TASK INSTRUCTIONS >> Answer with one number: how many lines hold "JSON".

INFORMATION PROVIDED >>
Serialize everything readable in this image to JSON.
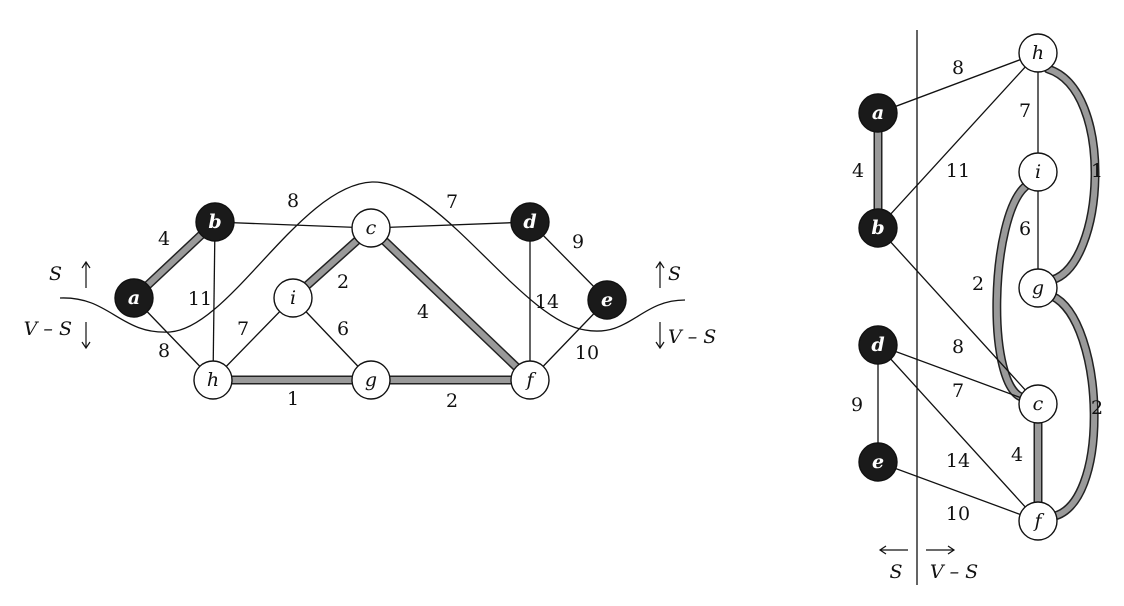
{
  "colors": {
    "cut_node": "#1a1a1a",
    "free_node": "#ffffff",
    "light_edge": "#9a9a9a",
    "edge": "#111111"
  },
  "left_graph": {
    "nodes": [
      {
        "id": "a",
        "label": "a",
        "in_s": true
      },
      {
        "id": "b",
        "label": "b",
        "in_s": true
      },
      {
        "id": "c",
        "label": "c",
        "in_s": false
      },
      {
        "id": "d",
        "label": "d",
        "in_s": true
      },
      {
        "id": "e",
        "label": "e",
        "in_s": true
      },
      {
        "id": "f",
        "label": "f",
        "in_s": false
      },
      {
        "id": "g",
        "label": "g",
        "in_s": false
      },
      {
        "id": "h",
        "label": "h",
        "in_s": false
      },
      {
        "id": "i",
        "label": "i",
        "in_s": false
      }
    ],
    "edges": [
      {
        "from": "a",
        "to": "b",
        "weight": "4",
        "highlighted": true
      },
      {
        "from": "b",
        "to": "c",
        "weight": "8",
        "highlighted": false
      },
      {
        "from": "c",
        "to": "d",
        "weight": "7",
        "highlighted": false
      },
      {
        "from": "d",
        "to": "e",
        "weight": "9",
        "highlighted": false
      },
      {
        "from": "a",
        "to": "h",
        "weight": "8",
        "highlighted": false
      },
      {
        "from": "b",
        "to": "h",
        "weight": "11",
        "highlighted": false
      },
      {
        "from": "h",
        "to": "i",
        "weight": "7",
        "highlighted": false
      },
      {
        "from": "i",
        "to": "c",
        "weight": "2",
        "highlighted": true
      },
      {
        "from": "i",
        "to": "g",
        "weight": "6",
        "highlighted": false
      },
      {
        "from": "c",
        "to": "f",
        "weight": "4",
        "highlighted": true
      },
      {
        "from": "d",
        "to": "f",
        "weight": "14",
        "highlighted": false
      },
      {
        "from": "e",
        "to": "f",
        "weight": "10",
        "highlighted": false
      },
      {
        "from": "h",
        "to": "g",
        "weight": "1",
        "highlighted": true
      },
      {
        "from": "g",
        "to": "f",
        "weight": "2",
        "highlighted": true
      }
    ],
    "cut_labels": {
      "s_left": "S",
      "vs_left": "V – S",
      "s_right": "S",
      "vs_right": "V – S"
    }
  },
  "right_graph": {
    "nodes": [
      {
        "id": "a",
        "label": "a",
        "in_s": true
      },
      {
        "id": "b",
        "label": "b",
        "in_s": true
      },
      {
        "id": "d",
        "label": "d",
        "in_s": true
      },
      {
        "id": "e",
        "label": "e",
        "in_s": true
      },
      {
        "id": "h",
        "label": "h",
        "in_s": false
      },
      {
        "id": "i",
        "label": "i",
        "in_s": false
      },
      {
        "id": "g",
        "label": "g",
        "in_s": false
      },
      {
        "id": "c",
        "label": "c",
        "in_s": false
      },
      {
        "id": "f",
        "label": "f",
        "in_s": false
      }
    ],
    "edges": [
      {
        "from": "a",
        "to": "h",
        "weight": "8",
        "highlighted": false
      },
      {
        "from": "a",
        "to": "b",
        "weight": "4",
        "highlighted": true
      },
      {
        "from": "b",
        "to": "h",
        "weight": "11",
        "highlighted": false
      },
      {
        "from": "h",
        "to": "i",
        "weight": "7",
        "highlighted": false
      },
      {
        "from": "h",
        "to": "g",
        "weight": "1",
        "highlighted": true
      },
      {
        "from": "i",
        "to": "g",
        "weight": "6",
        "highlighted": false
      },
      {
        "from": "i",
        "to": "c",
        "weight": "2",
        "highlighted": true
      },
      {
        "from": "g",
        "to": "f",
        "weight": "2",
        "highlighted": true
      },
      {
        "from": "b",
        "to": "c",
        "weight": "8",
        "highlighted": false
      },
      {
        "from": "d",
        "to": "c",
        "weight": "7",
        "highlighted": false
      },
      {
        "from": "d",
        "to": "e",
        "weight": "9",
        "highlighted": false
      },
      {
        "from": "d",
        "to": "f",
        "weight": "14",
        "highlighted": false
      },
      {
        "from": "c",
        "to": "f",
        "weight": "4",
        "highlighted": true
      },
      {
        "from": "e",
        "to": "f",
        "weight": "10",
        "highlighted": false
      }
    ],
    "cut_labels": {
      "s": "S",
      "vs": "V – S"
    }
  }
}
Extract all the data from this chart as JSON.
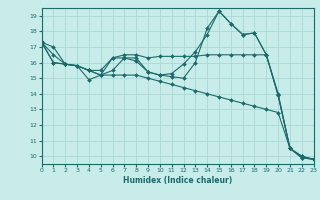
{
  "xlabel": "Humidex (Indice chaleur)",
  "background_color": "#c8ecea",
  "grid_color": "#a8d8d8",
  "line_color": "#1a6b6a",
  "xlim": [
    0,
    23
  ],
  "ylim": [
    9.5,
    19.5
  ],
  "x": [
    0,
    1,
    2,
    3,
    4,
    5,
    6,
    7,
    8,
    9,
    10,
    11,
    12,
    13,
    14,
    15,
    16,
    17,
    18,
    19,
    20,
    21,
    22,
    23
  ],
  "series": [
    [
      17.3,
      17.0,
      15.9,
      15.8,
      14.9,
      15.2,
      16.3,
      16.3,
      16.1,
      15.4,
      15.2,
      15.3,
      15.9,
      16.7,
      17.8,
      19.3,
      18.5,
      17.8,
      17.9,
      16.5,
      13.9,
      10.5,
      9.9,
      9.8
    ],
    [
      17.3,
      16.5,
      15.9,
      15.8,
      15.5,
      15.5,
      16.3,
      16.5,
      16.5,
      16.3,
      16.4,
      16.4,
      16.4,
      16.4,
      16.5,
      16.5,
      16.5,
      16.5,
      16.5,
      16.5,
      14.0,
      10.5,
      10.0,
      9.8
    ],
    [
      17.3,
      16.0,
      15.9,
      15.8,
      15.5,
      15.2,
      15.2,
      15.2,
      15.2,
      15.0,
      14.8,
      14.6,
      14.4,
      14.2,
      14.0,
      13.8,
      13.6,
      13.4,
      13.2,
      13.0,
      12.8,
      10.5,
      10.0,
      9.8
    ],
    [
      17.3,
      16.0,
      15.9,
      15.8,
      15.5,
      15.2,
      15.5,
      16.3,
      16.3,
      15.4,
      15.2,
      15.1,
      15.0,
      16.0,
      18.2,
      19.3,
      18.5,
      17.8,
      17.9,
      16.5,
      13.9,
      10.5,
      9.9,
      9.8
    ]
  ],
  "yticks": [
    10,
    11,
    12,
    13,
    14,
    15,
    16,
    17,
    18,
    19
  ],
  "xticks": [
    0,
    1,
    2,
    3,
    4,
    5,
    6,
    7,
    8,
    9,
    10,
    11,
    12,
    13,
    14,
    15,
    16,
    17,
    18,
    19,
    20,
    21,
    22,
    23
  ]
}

==

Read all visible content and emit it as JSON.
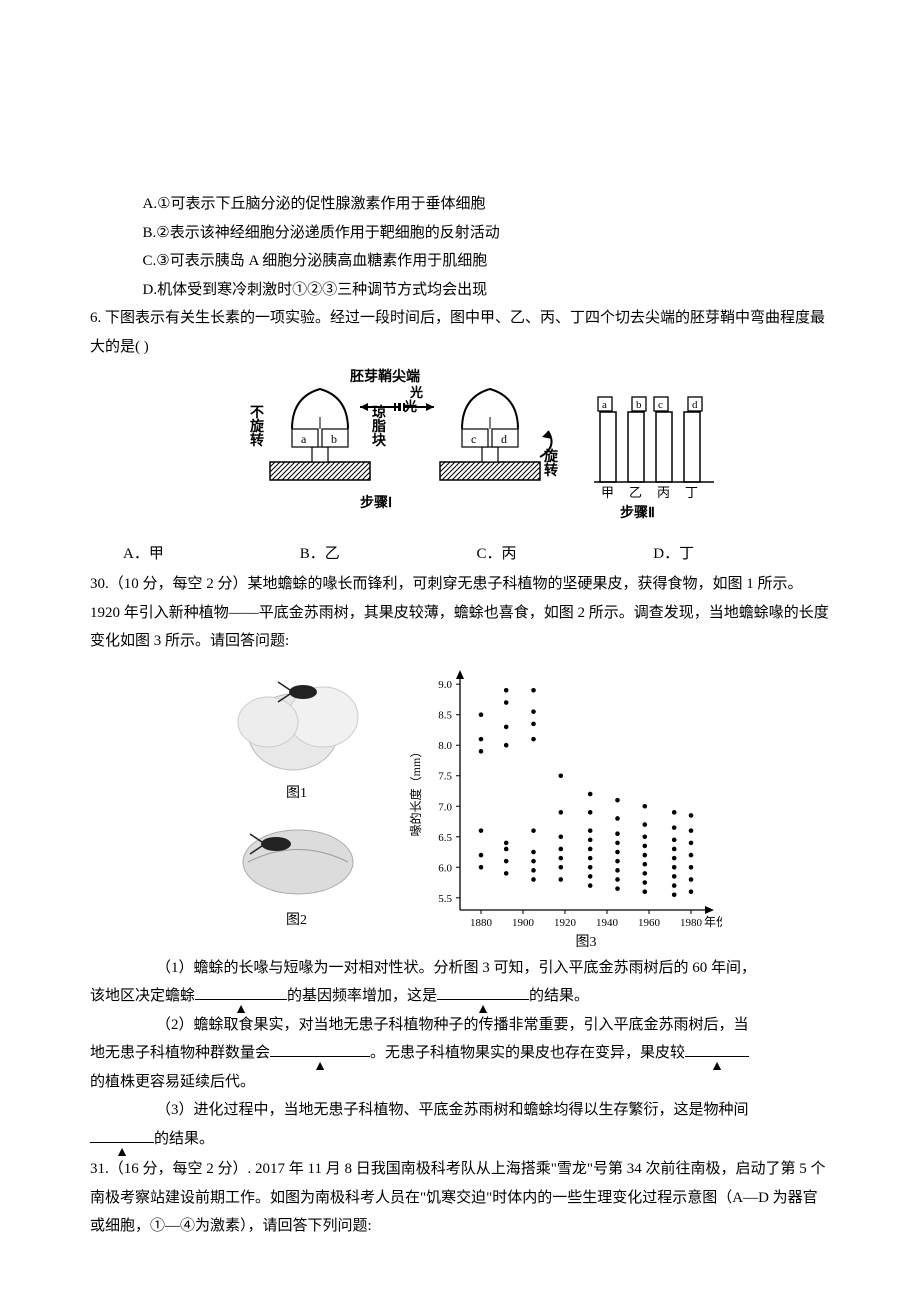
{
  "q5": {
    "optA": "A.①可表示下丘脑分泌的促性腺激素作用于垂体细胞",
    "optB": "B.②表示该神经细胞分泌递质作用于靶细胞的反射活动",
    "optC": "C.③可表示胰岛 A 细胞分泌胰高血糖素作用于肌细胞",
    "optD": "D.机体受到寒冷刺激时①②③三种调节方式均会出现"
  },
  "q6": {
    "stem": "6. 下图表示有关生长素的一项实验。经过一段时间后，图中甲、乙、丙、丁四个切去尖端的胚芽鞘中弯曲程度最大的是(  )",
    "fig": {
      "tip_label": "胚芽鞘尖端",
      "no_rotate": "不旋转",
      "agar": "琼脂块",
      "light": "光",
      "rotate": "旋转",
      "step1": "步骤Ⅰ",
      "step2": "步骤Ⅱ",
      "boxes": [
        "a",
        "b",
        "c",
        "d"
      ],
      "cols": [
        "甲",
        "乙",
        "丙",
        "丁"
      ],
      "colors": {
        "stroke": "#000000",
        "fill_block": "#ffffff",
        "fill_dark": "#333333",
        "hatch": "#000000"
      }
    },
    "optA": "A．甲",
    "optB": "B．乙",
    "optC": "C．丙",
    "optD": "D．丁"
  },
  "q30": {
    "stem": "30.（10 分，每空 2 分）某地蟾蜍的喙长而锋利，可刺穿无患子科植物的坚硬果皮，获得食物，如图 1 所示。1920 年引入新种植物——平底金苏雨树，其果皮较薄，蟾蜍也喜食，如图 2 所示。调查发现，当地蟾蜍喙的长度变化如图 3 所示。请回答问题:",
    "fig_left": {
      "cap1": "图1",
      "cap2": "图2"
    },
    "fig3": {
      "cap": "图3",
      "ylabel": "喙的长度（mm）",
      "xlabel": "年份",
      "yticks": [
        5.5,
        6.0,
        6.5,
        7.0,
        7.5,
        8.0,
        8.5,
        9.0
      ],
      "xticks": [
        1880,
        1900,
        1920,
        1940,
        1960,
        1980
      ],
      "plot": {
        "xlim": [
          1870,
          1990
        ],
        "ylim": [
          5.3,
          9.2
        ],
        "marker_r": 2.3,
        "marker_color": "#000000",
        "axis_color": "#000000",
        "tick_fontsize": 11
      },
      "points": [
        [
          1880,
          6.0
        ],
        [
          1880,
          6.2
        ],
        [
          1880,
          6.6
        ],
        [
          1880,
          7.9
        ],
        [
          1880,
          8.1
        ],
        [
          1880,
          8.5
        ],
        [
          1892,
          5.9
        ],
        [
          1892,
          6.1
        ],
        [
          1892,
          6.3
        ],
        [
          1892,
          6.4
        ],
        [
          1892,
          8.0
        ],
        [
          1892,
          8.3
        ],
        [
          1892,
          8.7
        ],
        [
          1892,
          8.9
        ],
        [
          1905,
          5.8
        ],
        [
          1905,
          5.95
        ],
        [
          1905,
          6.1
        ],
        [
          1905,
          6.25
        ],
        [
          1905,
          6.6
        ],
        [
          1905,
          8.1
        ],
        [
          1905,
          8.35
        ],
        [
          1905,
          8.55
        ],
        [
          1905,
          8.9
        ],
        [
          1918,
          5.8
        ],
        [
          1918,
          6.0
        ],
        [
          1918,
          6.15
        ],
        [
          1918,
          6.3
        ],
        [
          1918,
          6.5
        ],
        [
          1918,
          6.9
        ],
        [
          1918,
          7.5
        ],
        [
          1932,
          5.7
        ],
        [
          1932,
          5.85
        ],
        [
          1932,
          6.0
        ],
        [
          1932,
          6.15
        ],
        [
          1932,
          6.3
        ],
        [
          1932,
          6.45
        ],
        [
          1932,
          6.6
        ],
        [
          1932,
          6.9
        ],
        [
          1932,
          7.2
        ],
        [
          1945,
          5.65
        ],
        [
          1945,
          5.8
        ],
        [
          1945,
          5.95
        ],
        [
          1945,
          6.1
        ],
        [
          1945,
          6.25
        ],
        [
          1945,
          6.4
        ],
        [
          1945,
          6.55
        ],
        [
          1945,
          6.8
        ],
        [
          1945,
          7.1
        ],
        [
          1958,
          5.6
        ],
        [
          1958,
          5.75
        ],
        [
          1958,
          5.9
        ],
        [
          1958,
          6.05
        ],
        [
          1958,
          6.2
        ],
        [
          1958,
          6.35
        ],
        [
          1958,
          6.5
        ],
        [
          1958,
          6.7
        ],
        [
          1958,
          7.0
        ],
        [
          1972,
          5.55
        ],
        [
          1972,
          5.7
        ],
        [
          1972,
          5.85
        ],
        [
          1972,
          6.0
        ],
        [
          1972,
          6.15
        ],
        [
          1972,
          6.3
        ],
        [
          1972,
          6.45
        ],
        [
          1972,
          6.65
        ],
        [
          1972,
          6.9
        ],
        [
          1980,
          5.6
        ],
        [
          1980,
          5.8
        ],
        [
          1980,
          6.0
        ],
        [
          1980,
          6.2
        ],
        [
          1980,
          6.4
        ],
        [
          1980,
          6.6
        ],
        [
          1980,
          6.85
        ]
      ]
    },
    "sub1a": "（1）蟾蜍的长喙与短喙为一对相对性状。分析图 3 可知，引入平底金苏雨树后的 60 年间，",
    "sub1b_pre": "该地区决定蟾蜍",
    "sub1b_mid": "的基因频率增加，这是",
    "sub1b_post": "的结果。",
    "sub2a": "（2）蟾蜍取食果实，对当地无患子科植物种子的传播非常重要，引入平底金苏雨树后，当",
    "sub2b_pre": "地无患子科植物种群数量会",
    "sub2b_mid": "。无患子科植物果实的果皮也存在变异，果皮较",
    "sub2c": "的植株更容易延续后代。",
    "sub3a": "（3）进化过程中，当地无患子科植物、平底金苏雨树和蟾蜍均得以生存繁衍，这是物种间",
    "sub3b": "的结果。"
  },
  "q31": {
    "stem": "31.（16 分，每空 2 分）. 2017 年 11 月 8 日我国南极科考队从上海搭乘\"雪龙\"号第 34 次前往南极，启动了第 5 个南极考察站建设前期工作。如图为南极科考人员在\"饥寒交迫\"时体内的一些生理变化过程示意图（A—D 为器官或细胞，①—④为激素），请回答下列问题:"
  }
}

TASK RESPONSE >> 3